■ WHAT THE TASK ASKS ■
Each entry below should be returned exactly as is, with the pictures removed.

+===+

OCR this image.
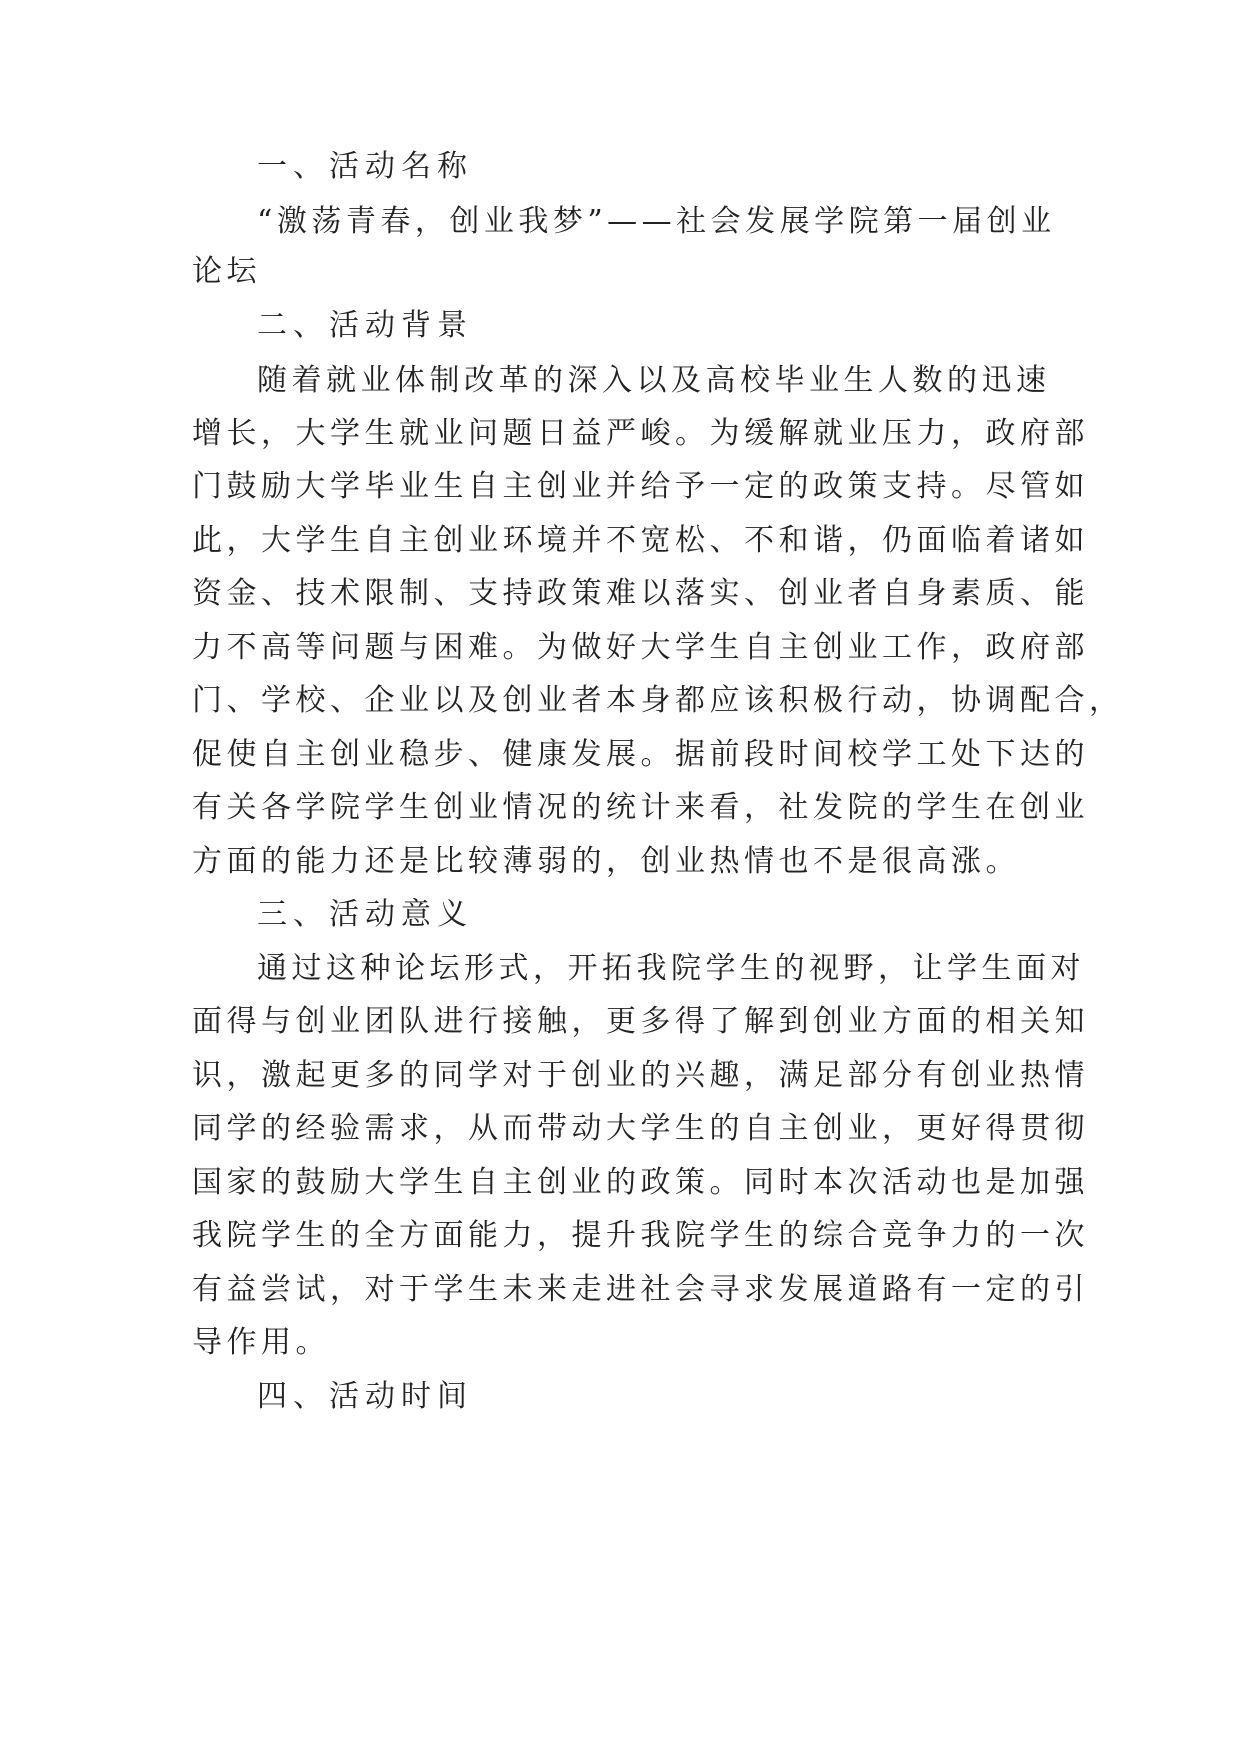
一、活动名称
“激荡青春，创业我梦”——社会发展学院第一届创业
论坛
二、活动背景
随着就业体制改革的深入以及高校毕业生人数的迅速
增长，大学生就业问题日益严峻。为缓解就业压力，政府部
门鼓励大学毕业生自主创业并给予一定的政策支持。尽管如
此，大学生自主创业环境并不宽松、不和谐，仍面临着诸如
资金、技术限制、支持政策难以落实、创业者自身素质、能
力不高等问题与困难。为做好大学生自主创业工作，政府部
门、学校、企业以及创业者本身都应该积极行动，协调配合，
促使自主创业稳步、健康发展。据前段时间校学工处下达的
有关各学院学生创业情况的统计来看，社发院的学生在创业
方面的能力还是比较薄弱的，创业热情也不是很高涨。
三、活动意义
通过这种论坛形式，开拓我院学生的视野，让学生面对
面得与创业团队进行接触，更多得了解到创业方面的相关知
识，激起更多的同学对于创业的兴趣，满足部分有创业热情
同学的经验需求，从而带动大学生的自主创业，更好得贯彻
国家的鼓励大学生自主创业的政策。同时本次活动也是加强
我院学生的全方面能力，提升我院学生的综合竞争力的一次
有益尝试，对于学生未来走进社会寻求发展道路有一定的引
导作用。
四、活动时间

+===+

■ FINAL RESULT ■
OCR this image.
一、活动名称
“激荡青春，创业我梦”——社会发展学院第一届创业
论坛
二、活动背景
随着就业体制改革的深入以及高校毕业生人数的迅速
增长，大学生就业问题日益严峻。为缓解就业压力，政府部
门鼓励大学毕业生自主创业并给予一定的政策支持。尽管如
此，大学生自主创业环境并不宽松、不和谐，仍面临着诸如
资金、技术限制、支持政策难以落实、创业者自身素质、能
力不高等问题与困难。为做好大学生自主创业工作，政府部
门、学校、企业以及创业者本身都应该积极行动，协调配合，
促使自主创业稳步、健康发展。据前段时间校学工处下达的
有关各学院学生创业情况的统计来看，社发院的学生在创业
方面的能力还是比较薄弱的，创业热情也不是很高涨。
三、活动意义
通过这种论坛形式，开拓我院学生的视野，让学生面对
面得与创业团队进行接触，更多得了解到创业方面的相关知
识，激起更多的同学对于创业的兴趣，满足部分有创业热情
同学的经验需求，从而带动大学生的自主创业，更好得贯彻
国家的鼓励大学生自主创业的政策。同时本次活动也是加强
我院学生的全方面能力，提升我院学生的综合竞争力的一次
有益尝试，对于学生未来走进社会寻求发展道路有一定的引
导作用。
四、活动时间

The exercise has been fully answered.